## START

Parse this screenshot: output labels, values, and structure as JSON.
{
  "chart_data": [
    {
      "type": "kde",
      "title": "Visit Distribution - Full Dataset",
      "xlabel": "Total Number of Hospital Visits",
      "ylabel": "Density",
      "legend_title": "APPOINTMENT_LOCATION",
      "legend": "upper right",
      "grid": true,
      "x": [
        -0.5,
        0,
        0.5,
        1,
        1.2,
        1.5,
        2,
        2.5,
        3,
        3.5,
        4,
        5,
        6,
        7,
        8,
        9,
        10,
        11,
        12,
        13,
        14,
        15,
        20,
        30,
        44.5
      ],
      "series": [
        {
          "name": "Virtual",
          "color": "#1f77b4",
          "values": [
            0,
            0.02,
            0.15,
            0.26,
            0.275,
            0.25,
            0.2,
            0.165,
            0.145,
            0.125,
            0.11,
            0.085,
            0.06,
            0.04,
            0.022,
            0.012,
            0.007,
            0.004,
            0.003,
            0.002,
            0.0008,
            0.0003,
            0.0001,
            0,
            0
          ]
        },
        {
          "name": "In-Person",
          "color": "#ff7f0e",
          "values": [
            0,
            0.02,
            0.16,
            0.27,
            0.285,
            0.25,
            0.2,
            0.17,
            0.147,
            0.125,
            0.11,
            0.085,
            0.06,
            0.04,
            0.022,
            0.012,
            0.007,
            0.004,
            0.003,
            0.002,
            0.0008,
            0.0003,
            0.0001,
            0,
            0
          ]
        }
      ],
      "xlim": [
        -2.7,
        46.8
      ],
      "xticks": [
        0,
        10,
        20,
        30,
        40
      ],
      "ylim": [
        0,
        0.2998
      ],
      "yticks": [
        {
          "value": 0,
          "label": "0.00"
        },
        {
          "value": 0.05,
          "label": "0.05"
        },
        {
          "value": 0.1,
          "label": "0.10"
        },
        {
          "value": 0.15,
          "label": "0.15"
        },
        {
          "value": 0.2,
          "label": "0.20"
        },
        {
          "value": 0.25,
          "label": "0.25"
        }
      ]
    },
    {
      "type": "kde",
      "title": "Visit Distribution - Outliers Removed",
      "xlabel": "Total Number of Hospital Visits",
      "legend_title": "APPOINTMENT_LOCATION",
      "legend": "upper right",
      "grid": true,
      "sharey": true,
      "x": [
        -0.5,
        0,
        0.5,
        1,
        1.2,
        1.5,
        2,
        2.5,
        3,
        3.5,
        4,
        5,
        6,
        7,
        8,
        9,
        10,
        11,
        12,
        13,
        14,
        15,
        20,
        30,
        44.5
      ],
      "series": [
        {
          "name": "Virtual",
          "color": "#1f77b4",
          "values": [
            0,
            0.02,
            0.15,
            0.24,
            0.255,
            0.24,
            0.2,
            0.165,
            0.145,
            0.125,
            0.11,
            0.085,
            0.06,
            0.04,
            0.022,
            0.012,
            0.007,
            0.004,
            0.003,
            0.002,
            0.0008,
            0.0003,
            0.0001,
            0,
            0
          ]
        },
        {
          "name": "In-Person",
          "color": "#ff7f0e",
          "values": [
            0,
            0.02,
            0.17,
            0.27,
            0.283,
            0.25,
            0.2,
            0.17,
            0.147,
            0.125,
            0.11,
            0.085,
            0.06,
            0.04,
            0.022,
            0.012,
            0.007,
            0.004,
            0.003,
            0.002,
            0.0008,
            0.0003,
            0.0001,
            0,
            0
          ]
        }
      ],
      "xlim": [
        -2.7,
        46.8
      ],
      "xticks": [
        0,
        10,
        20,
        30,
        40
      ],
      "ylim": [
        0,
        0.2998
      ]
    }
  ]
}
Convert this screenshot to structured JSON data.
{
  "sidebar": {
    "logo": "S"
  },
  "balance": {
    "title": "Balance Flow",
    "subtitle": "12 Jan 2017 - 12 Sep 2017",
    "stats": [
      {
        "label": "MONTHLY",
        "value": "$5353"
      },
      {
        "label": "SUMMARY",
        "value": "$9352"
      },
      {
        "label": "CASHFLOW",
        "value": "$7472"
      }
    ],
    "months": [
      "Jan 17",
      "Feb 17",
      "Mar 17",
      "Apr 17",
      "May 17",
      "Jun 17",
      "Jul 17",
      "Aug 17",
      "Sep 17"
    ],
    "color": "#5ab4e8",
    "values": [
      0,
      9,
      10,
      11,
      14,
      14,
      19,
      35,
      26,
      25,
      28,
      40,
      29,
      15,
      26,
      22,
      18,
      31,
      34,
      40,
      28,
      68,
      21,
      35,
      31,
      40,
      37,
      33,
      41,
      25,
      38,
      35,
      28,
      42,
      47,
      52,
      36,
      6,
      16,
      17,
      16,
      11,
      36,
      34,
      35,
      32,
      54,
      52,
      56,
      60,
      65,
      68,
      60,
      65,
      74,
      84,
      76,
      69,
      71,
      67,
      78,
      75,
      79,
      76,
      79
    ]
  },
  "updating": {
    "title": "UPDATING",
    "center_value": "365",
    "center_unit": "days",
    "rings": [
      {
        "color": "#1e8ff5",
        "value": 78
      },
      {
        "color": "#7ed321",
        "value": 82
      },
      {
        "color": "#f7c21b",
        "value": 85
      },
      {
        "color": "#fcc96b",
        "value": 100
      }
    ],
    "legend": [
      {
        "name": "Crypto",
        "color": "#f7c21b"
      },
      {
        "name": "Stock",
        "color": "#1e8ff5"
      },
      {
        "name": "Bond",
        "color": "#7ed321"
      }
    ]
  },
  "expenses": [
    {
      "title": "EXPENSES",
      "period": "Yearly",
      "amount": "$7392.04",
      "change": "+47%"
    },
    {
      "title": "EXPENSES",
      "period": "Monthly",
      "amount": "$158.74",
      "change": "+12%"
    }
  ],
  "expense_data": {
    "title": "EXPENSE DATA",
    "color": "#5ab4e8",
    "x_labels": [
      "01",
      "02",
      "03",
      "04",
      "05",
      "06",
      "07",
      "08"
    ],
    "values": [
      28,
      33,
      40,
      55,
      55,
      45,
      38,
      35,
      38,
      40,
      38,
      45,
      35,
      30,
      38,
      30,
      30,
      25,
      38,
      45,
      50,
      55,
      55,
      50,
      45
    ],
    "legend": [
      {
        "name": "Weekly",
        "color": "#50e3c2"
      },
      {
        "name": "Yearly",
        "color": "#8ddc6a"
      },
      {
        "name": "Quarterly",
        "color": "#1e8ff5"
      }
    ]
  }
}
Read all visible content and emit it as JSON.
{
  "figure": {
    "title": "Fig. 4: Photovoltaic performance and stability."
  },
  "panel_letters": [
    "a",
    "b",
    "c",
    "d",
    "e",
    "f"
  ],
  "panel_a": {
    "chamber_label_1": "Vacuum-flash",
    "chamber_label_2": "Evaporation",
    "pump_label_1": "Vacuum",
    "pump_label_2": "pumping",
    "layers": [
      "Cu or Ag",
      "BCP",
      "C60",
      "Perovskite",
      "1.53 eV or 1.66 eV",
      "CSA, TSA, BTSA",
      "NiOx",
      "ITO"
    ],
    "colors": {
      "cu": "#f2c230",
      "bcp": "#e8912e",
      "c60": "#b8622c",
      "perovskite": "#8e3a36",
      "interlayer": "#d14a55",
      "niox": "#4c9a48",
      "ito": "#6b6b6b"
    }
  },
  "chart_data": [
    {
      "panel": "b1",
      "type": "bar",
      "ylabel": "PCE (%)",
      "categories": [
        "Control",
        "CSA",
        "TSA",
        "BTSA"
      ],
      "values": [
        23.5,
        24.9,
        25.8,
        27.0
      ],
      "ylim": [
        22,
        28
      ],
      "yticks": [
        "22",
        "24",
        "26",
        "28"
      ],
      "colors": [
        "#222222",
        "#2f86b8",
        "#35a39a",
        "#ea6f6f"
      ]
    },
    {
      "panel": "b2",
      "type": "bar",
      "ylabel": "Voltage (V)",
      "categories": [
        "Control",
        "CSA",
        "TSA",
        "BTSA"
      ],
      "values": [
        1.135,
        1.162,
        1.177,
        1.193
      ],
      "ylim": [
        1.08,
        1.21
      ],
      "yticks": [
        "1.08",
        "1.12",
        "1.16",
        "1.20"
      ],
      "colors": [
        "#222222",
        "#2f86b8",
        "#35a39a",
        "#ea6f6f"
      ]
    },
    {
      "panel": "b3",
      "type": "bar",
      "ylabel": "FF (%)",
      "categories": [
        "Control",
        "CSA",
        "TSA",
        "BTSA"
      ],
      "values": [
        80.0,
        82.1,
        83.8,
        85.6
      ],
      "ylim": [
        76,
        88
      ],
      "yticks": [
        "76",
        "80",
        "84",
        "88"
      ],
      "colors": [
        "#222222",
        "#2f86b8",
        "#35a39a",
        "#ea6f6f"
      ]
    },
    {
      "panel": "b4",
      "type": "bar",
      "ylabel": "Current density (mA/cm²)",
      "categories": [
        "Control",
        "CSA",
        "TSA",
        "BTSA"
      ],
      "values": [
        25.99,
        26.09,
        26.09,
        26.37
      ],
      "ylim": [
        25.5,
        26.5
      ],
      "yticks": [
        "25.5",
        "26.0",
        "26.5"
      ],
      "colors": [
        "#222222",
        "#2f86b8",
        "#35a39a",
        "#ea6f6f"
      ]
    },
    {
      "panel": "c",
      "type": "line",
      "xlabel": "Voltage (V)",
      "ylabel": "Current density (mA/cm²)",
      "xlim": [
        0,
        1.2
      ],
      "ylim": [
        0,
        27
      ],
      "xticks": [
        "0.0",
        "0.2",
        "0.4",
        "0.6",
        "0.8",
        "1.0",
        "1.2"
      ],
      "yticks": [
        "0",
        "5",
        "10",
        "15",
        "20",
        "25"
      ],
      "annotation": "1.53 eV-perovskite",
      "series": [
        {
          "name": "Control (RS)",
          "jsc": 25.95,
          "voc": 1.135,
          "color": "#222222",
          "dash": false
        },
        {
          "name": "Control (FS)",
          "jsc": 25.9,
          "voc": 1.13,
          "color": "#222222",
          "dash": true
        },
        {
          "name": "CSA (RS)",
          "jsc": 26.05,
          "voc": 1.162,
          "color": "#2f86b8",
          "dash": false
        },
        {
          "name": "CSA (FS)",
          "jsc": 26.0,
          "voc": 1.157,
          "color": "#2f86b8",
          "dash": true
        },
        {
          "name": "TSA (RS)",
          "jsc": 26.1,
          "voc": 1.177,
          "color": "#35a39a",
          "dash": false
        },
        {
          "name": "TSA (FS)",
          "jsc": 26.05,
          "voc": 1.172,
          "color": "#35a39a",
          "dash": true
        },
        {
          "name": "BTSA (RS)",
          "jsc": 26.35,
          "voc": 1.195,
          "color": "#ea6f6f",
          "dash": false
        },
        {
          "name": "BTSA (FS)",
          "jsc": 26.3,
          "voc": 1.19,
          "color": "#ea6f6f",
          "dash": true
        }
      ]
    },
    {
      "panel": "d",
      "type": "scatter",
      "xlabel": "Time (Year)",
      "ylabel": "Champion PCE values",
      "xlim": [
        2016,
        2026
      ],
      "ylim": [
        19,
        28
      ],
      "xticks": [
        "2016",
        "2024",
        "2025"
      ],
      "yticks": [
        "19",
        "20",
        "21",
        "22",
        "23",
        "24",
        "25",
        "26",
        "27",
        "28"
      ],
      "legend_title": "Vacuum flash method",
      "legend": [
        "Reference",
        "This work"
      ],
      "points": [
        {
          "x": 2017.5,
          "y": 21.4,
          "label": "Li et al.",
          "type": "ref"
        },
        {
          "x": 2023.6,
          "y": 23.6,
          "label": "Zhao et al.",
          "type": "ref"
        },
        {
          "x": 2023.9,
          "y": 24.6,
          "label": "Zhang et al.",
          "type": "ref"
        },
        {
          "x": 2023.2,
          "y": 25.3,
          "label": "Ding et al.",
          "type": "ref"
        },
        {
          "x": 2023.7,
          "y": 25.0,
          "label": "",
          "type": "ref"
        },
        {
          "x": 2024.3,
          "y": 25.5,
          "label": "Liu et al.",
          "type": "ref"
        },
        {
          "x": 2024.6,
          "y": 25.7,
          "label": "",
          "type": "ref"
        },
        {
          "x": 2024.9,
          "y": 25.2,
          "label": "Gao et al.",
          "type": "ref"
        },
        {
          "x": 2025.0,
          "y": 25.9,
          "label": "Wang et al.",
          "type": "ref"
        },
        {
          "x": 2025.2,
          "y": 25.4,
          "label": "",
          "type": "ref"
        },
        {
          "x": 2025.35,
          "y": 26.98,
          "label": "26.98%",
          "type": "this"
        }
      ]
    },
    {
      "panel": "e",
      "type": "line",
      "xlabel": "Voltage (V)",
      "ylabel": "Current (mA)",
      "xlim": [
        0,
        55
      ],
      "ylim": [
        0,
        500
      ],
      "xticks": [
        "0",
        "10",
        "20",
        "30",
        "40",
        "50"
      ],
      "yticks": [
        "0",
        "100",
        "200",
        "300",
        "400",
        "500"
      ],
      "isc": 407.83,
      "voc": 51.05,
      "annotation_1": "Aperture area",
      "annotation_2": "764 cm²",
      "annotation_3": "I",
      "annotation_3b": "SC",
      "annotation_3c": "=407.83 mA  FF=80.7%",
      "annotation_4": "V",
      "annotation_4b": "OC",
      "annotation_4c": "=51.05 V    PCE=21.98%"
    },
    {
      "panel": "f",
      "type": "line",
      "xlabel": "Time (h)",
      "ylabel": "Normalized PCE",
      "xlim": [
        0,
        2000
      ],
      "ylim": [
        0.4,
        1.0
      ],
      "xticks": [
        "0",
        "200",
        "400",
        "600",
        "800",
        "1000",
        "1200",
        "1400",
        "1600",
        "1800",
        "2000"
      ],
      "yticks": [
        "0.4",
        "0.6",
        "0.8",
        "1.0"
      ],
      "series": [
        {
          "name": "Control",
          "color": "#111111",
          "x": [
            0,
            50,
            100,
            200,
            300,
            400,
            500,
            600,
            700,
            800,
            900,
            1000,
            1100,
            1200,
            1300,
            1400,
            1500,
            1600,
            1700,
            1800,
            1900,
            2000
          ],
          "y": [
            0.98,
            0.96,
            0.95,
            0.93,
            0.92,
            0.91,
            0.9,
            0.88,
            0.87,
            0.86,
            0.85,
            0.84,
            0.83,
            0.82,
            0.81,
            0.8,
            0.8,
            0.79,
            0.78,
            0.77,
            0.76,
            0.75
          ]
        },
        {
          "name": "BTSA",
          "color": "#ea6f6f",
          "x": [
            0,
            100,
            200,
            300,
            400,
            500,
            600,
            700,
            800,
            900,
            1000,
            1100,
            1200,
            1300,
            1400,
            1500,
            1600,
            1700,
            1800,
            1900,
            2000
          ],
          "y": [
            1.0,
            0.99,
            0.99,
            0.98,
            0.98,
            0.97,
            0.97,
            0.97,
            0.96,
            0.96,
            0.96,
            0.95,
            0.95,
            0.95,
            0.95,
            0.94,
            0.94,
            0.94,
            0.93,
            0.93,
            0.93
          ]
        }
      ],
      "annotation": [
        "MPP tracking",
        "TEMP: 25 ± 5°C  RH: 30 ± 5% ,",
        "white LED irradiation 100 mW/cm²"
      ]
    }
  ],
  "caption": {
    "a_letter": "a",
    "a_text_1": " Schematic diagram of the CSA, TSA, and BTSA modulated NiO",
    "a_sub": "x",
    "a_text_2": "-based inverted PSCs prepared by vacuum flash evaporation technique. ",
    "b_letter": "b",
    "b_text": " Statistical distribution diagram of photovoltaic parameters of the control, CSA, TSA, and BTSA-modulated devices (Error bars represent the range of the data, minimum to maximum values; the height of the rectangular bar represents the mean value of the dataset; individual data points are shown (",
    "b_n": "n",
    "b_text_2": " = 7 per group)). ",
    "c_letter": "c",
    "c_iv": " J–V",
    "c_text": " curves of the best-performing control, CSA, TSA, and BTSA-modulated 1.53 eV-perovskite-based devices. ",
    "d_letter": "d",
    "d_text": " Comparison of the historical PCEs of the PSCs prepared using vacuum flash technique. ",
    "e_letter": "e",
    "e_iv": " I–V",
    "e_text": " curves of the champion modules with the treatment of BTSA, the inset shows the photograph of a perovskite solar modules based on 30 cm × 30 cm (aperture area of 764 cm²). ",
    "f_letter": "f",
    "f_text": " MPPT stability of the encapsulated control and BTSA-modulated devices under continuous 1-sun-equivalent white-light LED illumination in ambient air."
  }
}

## END

• [Task statement]: Look through the material above and work out how many of its lines contain "diagram". State the number only.

• [Solution for this task]: 2